Find and return each line containing "Herrn".

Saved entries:

□ □ □ □ □ □ □

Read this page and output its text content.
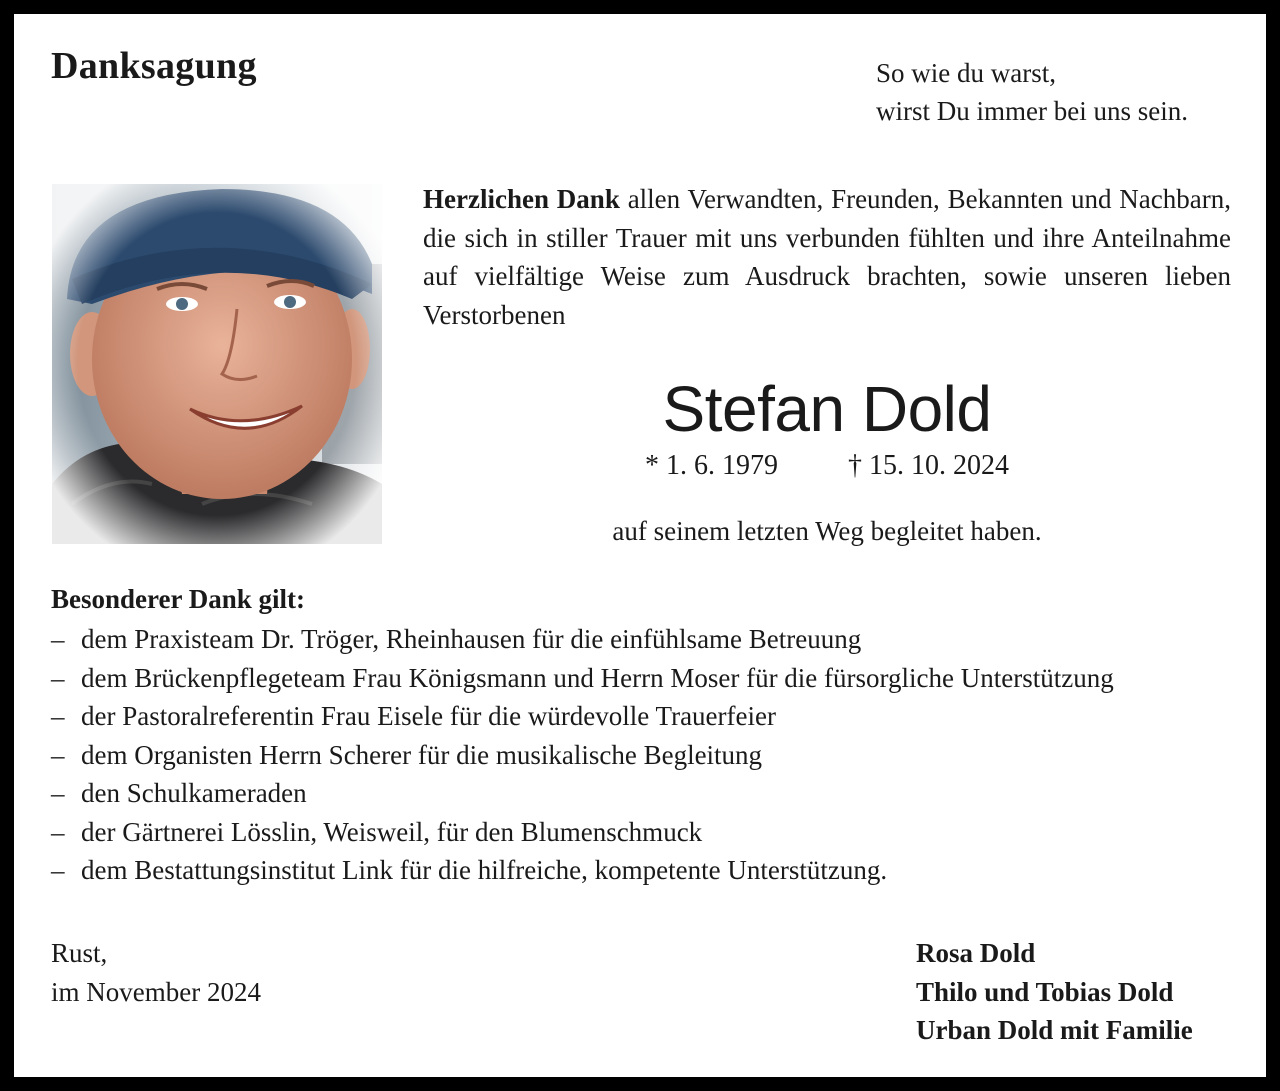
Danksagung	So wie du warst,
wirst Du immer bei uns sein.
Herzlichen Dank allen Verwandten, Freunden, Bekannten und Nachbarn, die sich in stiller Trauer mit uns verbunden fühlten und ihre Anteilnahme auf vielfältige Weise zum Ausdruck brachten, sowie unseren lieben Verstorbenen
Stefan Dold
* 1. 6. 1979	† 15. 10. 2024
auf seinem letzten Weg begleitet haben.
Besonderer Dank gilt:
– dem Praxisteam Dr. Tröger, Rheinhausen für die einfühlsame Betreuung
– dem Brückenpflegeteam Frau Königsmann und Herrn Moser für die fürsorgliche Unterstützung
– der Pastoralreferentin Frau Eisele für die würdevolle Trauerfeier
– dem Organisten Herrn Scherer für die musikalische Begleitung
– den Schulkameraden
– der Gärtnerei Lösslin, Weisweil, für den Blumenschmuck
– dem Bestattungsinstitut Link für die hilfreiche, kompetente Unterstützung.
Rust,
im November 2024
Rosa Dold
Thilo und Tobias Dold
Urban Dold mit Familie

□ □ □ □ □ □ □

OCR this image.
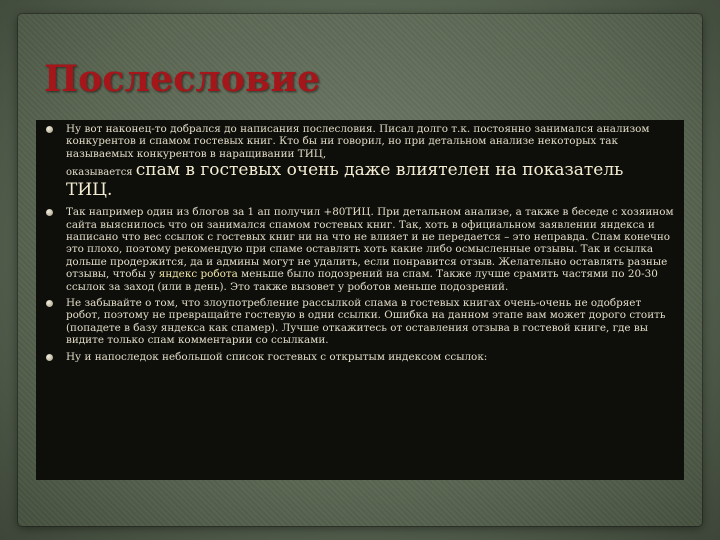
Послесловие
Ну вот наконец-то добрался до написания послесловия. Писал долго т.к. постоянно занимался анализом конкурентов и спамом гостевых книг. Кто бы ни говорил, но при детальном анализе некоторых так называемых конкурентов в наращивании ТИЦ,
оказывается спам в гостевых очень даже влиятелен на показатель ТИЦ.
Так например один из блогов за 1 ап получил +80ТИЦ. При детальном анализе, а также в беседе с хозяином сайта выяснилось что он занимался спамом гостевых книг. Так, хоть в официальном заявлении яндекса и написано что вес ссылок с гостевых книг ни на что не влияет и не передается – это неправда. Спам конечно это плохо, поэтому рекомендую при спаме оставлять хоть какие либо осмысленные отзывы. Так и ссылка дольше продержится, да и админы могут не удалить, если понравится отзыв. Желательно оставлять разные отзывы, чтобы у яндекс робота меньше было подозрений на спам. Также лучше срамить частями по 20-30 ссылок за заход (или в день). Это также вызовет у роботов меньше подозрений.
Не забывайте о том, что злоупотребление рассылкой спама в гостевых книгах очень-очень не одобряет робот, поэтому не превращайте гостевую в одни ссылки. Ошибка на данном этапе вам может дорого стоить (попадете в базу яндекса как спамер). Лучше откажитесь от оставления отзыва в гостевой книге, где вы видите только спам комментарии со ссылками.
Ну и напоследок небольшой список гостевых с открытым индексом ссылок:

□ □ □ □ □ □ □

OUTPUT OF THE EXERCISE:
– dem Brückenpflegeteam Frau Königsmann und Herrn Moser für die fürsorgliche Unterstützung
– dem Organisten Herrn Scherer für die musikalische Begleitung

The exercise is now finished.